→ Task description:
Note each line that includes the word "nManagement". Copy those lines.
#### Material supplied ####
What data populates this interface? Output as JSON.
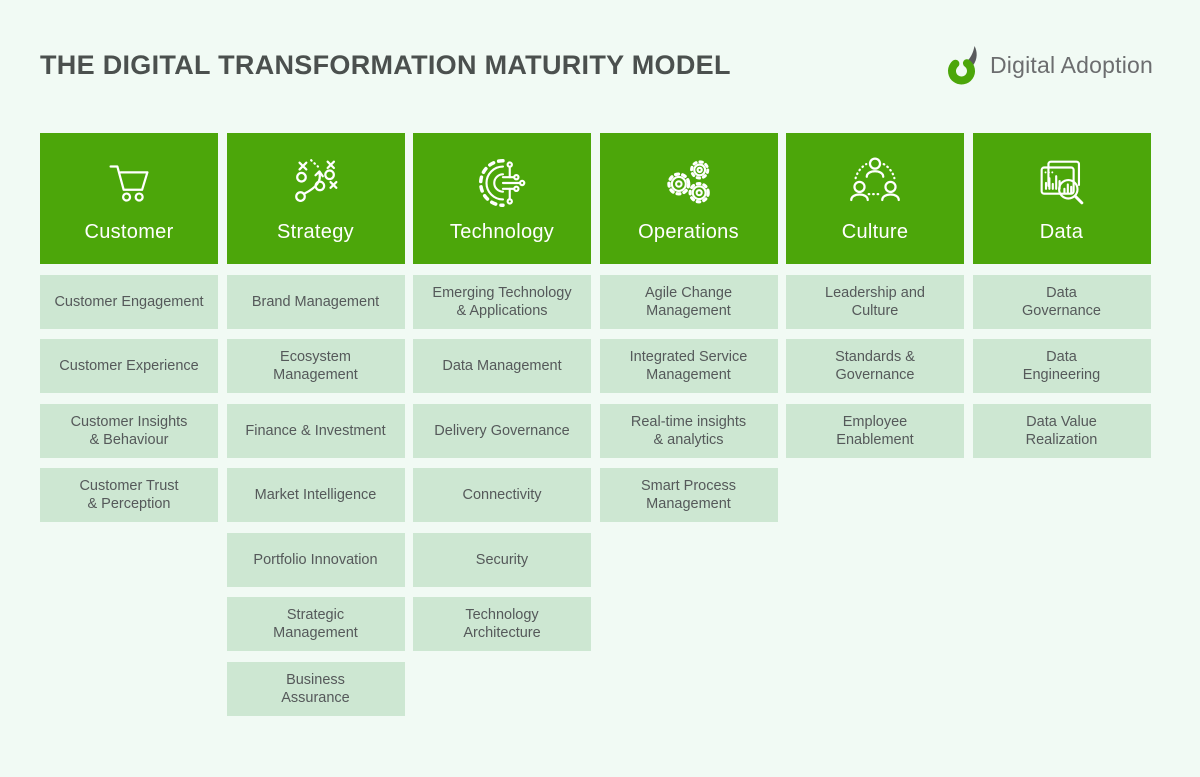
{
  "page": {
    "title": "THE DIGITAL TRANSFORMATION MATURITY MODEL"
  },
  "logo": {
    "text": "Digital Adoption"
  },
  "colors": {
    "background": "#f1faf4",
    "header_green": "#4ca60a",
    "item_bg": "#cde7d2",
    "title_text": "#4b504e",
    "item_text": "#55595a",
    "logo_text": "#6c6d6f",
    "header_label_text": "#ffffff"
  },
  "columns": [
    {
      "title": "Customer",
      "icon": "shopping-cart-icon",
      "items": [
        "Customer Engagement",
        "Customer Experience",
        "Customer Insights\n& Behaviour",
        "Customer Trust\n& Perception"
      ]
    },
    {
      "title": "Strategy",
      "icon": "tactics-plan-icon",
      "items": [
        "Brand Management",
        "Ecosystem\nManagement",
        "Finance & Investment",
        "Market Intelligence",
        "Portfolio Innovation",
        "Strategic\nManagement",
        "Business\nAssurance"
      ]
    },
    {
      "title": "Technology",
      "icon": "gear-circuit-icon",
      "items": [
        "Emerging Technology\n& Applications",
        "Data Management",
        "Delivery  Governance",
        "Connectivity",
        "Security",
        "Technology\nArchitecture"
      ]
    },
    {
      "title": "Operations",
      "icon": "gears-icon",
      "items": [
        "Agile Change\nManagement",
        "Integrated Service\nManagement",
        "Real-time insights\n& analytics",
        "Smart Process\nManagement"
      ]
    },
    {
      "title": "Culture",
      "icon": "people-network-icon",
      "items": [
        "Leadership and\nCulture",
        "Standards &\nGovernance",
        "Employee\nEnablement"
      ]
    },
    {
      "title": "Data",
      "icon": "data-analytics-icon",
      "items": [
        "Data\nGovernance",
        "Data\nEngineering",
        "Data Value\nRealization"
      ]
    }
  ]
}
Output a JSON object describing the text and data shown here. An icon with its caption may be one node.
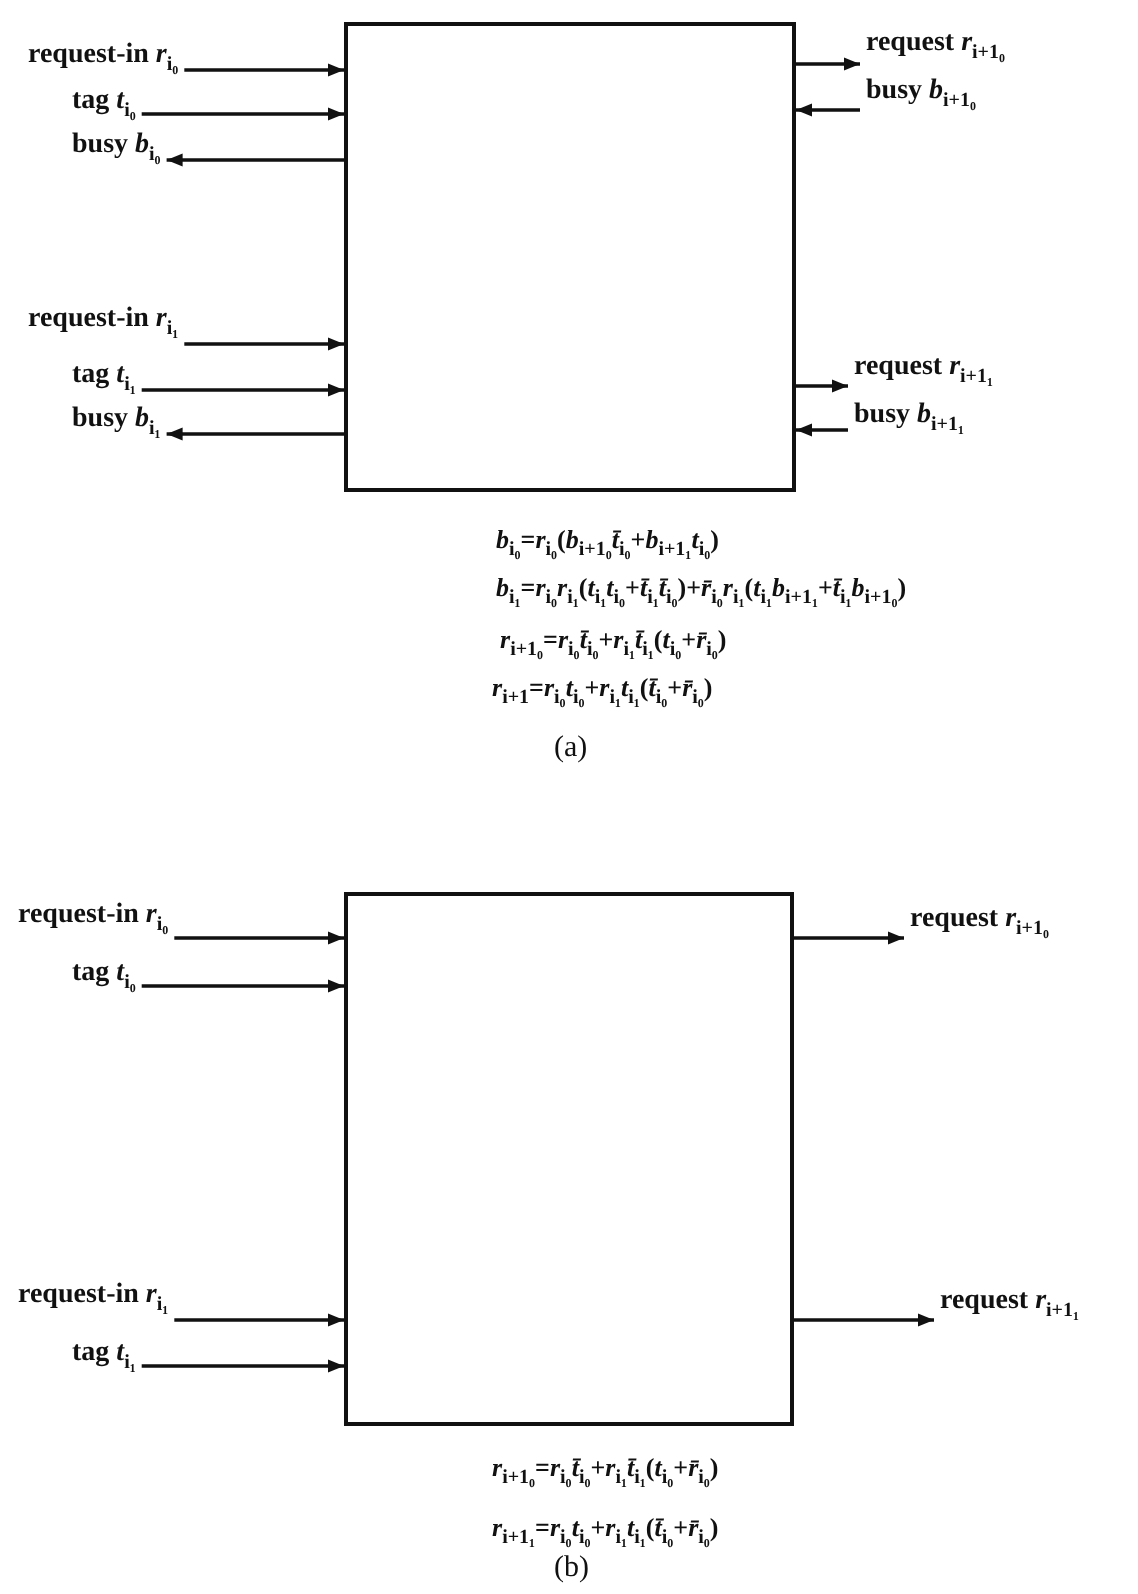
{
  "diagram": {
    "nodes": [
      {
        "text": [],
        "shape": "box"
      },
      {
        "text": [
          "request-in *r*$_{i₀}$"
        ]
      },
      {
        "text": [
          "request *r*$_{i+1₀}$"
        ]
      },
      {
        "text": [
          "tag *t*$_{i₀}$"
        ]
      },
      {
        "text": [
          "busy *b*$_{i+1₀}$"
        ]
      },
      {
        "text": [
          "busy *b*$_{i₀}$"
        ]
      },
      {
        "text": [
          "request-in *r*$_{i₁}$"
        ]
      },
      {
        "text": [
          "tag *t*$_{i₁}$"
        ]
      },
      {
        "text": [
          "request *r*$_{i+1₁}$"
        ]
      },
      {
        "text": [
          "busy *b*$_{i₁}$"
        ]
      },
      {
        "text": [
          "busy *b*$_{i+1₁}$"
        ]
      },
      {
        "text": [],
        "shape": "box"
      },
      {
        "text": [
          "request-in *r*$_{i₀}$"
        ]
      },
      {
        "text": [
          "request *r*$_{i+1₀}$"
        ]
      },
      {
        "text": [
          "tag *t*$_{i₀}$"
        ]
      },
      {
        "text": [
          "request-in *r*$_{i₁}$"
        ]
      },
      {
        "text": [
          "request *r*$_{i+1₁}$"
        ]
      },
      {
        "text": [
          "tag *t*$_{i₁}$"
        ]
      }
    ],
    "edges": [
      {
        "from": 1,
        "to": 0,
        "arrow": "to"
      },
      {
        "from": 3,
        "to": 0,
        "arrow": "to"
      },
      {
        "from": 0,
        "to": 5,
        "arrow": "to"
      },
      {
        "from": 0,
        "to": 2,
        "arrow": "to"
      },
      {
        "from": 4,
        "to": 0,
        "arrow": "to"
      },
      {
        "from": 6,
        "to": 0,
        "arrow": "to"
      },
      {
        "from": 7,
        "to": 0,
        "arrow": "to"
      },
      {
        "from": 0,
        "to": 9,
        "arrow": "to"
      },
      {
        "from": 0,
        "to": 8,
        "arrow": "to"
      },
      {
        "from": 10,
        "to": 0,
        "arrow": "to"
      },
      {
        "from": 12,
        "to": 11,
        "arrow": "to"
      },
      {
        "from": 14,
        "to": 11,
        "arrow": "to"
      },
      {
        "from": 11,
        "to": 13,
        "arrow": "to"
      },
      {
        "from": 15,
        "to": 11,
        "arrow": "to"
      },
      {
        "from": 17,
        "to": 11,
        "arrow": "to"
      },
      {
        "from": 11,
        "to": 16,
        "arrow": "to"
      }
    ],
    "labels": [
      "*b*$_{i₀}$=*r*$_{i₀}$(*b*$_{i+1₀}$*t̄*$_{i₀}$+*b*$_{i+1₁}$*t*$_{i₀}$)",
      "*b*$_{i₁}$=*r*$_{i₀}$*r*$_{i₁}$(*t*$_{i₁}$*t*$_{i₀}$+*t̄*$_{i₁}$*t̄*$_{i₀}$)+*r̄*$_{i₀}$*r*$_{i₁}$(*t*$_{i₁}$*b*$_{i+1₁}$+*t̄*$_{i₁}$*b*$_{i+1₀}$)",
      "*r*$_{i+1₀}$=*r*$_{i₀}$*t̄*$_{i₀}$+*r*$_{i₁}$*t̄*$_{i₁}$(*t*$_{i₀}$+*r̄*$_{i₀}$)",
      "*r*$_{i+1}$=*r*$_{i₀}$*t*$_{i₀}$+*r*$_{i₁}$*t*$_{i₁}$(*t̄*$_{i₀}$+*r̄*$_{i₀}$)",
      "(a)",
      "*r*$_{i+1₀}$=*r*$_{i₀}$*t̄*$_{i₀}$+*r*$_{i₁}$*t̄*$_{i₁}$(*t*$_{i₀}$+*r̄*$_{i₀}$)",
      "*r*$_{i+1₁}$=*r*$_{i₀}$*t*$_{i₀}$+*r*$_{i₁}$*t*$_{i₁}$(*t̄*$_{i₀}$+*r̄*$_{i₀}$)",
      "(b)"
    ]
  }
}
####
→ Correct output:
        "Ecosystem\nManagement",
        "Strategic\nManagement",
        "Agile Change\nManagement",
        "Integrated Service\nManagement",
        "Smart Process\nManagement"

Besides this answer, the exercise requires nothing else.